Brief | Find each line holding "color" and copy it out.

Provided entries |
***

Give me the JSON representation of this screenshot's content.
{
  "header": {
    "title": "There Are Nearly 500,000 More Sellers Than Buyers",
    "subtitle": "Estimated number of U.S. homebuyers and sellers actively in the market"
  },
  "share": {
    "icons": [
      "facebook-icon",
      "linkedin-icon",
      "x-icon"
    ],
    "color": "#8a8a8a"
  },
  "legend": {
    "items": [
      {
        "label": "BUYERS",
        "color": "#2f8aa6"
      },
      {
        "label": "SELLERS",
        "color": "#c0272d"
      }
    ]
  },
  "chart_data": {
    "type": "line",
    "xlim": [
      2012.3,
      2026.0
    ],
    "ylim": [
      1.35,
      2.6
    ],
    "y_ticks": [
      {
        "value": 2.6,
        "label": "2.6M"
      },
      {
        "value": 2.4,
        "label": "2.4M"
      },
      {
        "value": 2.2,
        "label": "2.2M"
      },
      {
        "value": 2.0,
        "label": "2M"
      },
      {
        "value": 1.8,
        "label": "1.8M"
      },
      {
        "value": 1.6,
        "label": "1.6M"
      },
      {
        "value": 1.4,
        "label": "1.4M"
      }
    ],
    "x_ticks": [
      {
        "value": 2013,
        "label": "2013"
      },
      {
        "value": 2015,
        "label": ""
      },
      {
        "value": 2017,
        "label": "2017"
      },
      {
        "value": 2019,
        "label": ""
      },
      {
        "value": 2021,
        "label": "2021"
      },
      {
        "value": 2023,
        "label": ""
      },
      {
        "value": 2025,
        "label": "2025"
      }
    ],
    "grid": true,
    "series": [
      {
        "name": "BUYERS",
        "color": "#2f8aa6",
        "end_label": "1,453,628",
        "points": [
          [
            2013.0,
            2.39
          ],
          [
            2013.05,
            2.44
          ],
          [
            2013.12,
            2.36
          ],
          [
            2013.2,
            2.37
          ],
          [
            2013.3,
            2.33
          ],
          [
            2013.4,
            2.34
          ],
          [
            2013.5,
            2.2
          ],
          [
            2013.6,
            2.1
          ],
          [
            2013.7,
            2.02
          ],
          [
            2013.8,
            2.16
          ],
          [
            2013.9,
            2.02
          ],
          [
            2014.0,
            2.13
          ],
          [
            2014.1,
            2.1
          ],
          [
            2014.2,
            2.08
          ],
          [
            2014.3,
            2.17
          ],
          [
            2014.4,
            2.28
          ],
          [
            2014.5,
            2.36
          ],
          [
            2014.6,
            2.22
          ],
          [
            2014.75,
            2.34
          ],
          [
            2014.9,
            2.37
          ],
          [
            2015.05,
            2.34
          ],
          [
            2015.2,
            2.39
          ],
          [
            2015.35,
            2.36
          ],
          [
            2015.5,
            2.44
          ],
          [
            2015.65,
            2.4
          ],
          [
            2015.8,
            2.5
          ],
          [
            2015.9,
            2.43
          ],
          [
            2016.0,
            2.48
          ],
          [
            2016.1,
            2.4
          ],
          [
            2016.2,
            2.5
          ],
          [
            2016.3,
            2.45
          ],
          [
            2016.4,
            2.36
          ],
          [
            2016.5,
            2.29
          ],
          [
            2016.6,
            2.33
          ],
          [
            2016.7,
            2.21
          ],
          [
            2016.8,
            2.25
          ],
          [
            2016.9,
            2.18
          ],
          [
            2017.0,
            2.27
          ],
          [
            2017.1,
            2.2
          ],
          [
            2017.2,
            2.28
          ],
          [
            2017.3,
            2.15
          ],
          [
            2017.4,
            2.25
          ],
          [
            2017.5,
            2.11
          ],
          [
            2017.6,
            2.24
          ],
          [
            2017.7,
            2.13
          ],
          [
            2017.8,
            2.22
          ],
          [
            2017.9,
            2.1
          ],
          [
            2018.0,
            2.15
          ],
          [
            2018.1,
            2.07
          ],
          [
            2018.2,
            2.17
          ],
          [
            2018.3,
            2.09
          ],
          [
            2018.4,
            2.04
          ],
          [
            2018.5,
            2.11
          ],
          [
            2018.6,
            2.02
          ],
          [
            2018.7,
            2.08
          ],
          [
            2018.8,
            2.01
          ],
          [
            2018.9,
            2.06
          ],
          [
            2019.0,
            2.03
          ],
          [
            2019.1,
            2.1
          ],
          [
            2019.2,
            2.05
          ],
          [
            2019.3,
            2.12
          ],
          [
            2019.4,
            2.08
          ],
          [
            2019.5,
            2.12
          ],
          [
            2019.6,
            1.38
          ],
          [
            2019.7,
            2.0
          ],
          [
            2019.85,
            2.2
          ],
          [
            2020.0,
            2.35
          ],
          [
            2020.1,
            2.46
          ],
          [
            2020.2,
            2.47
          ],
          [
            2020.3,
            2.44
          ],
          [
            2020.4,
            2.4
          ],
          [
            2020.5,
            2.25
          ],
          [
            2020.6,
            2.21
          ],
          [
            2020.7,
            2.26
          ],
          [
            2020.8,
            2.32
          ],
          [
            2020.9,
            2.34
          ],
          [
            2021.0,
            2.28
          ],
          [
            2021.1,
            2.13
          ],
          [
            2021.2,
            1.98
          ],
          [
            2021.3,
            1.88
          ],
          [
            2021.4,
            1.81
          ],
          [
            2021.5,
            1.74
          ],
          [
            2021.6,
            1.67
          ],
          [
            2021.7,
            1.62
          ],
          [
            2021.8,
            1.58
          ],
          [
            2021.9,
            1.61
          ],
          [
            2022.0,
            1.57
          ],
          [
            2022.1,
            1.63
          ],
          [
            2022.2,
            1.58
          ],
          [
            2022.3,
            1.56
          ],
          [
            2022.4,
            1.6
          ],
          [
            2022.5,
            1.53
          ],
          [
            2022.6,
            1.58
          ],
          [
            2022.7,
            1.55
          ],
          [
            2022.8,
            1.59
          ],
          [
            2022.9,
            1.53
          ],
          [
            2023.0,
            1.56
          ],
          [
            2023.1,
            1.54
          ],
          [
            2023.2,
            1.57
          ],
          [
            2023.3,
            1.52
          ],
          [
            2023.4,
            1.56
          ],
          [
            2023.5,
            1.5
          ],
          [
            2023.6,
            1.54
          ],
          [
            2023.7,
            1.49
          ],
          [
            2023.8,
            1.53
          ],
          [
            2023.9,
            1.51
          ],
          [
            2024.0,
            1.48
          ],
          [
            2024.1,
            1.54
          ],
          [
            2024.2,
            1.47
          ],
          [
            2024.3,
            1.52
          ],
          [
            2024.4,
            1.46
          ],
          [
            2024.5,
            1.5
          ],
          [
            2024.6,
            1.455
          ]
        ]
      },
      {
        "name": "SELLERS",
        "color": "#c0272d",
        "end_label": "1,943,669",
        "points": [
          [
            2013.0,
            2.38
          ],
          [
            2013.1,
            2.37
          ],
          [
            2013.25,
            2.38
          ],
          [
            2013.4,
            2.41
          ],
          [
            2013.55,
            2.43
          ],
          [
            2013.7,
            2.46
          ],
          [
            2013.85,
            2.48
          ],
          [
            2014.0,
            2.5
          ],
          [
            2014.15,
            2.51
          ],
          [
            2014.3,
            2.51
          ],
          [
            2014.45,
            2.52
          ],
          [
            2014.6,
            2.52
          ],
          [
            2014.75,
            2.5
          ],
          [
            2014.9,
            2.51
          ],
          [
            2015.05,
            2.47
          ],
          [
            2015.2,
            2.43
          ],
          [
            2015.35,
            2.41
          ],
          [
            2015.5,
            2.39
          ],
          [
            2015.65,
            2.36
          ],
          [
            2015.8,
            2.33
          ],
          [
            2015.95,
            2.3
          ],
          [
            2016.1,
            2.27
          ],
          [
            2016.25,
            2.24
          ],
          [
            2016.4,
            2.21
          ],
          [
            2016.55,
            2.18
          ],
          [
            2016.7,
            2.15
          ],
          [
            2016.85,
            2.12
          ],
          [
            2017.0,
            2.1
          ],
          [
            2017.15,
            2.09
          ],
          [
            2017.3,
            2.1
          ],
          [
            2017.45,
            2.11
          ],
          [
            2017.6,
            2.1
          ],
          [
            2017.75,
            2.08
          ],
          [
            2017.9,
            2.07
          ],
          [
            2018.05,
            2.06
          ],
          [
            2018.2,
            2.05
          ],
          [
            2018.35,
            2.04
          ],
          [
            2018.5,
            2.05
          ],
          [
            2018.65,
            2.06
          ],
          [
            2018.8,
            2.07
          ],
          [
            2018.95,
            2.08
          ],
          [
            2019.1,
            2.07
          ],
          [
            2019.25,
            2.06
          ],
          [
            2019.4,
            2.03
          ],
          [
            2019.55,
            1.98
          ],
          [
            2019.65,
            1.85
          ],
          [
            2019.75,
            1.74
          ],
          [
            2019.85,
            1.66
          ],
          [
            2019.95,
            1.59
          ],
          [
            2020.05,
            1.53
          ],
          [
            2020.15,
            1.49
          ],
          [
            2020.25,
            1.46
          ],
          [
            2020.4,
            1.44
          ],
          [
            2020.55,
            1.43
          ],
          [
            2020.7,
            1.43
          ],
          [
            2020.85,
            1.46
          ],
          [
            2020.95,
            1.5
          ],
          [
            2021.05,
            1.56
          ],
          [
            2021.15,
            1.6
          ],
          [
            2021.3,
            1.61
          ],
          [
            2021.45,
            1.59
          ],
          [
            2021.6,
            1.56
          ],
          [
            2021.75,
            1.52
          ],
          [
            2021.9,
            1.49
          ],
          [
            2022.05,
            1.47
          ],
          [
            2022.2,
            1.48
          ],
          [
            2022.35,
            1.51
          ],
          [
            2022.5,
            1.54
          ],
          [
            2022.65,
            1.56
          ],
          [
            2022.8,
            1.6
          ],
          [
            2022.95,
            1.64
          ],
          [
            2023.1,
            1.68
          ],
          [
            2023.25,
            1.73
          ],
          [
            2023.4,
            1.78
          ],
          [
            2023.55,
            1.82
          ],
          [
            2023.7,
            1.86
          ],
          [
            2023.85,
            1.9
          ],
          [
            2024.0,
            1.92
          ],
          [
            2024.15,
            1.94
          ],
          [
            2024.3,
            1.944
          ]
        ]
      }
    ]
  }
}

***

Reply |
    "color": "#8a8a8a"
        "color": "#2f8aa6"
        "color": "#c0272d"
        "color": "#2f8aa6",
        "color": "#c0272d",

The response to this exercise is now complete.